-- start of Given records --
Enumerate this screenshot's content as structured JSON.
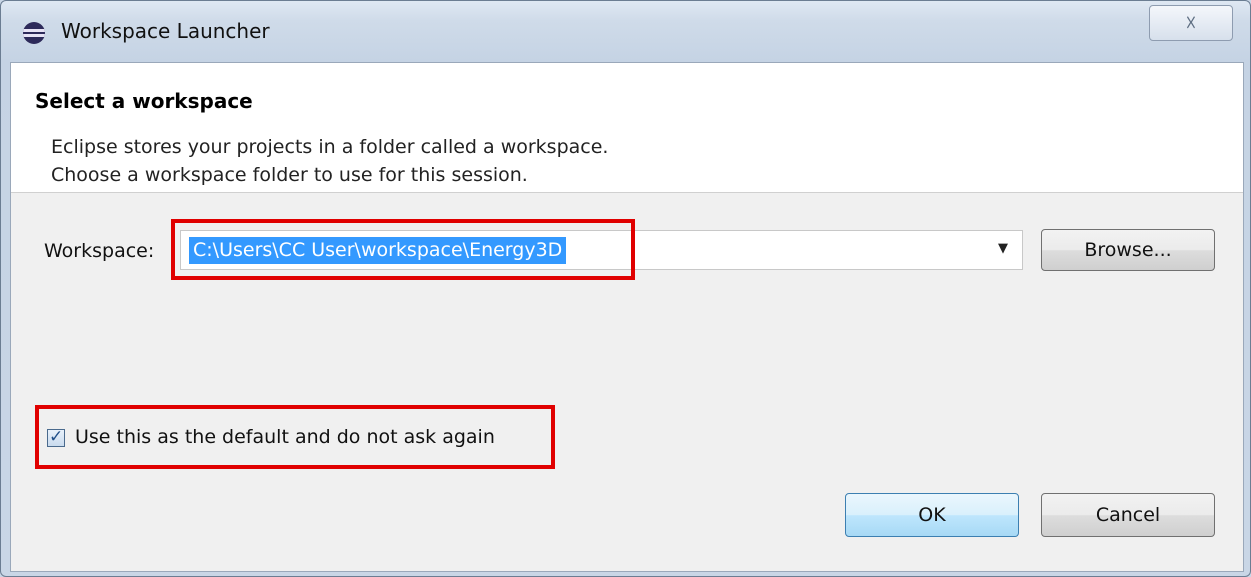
{
  "window": {
    "title": "Workspace Launcher",
    "close_glyph": "☓"
  },
  "banner": {
    "title": "Select a workspace",
    "description_line1": "Eclipse stores your projects in a folder called a workspace.",
    "description_line2": "Choose a workspace folder to use for this session."
  },
  "workspace": {
    "label": "Workspace:",
    "value": "C:\\Users\\CC User\\workspace\\Energy3D",
    "dropdown_glyph": "▼"
  },
  "buttons": {
    "browse": "Browse...",
    "ok": "OK",
    "cancel": "Cancel"
  },
  "default_option": {
    "checked": true,
    "check_glyph": "✓",
    "label": "Use this as the default and do not ask again"
  },
  "colors": {
    "highlight_box": "#e00000",
    "selection": "#3399ff"
  },
  "icons": {
    "app": "eclipse-icon",
    "close": "close-icon",
    "dropdown": "chevron-down-icon",
    "checkbox": "checkbox-checked-icon"
  }
}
-- end of Given records --
Short task:
All the material shown above is to be copied exactly, with no pictures carried over.

Answer to this task:
Enumerate this screenshot's content as structured JSON.
{
  "window": {
    "title": "Workspace Launcher",
    "close_glyph": "☓"
  },
  "banner": {
    "title": "Select a workspace",
    "description_line1": "Eclipse stores your projects in a folder called a workspace.",
    "description_line2": "Choose a workspace folder to use for this session."
  },
  "workspace": {
    "label": "Workspace:",
    "value": "C:\\Users\\CC User\\workspace\\Energy3D",
    "dropdown_glyph": "▼"
  },
  "buttons": {
    "browse": "Browse...",
    "ok": "OK",
    "cancel": "Cancel"
  },
  "default_option": {
    "checked": true,
    "check_glyph": "✓",
    "label": "Use this as the default and do not ask again"
  },
  "colors": {
    "highlight_box": "#e00000",
    "selection": "#3399ff"
  },
  "icons": {
    "app": "eclipse-icon",
    "close": "close-icon",
    "dropdown": "chevron-down-icon",
    "checkbox": "checkbox-checked-icon"
  }
}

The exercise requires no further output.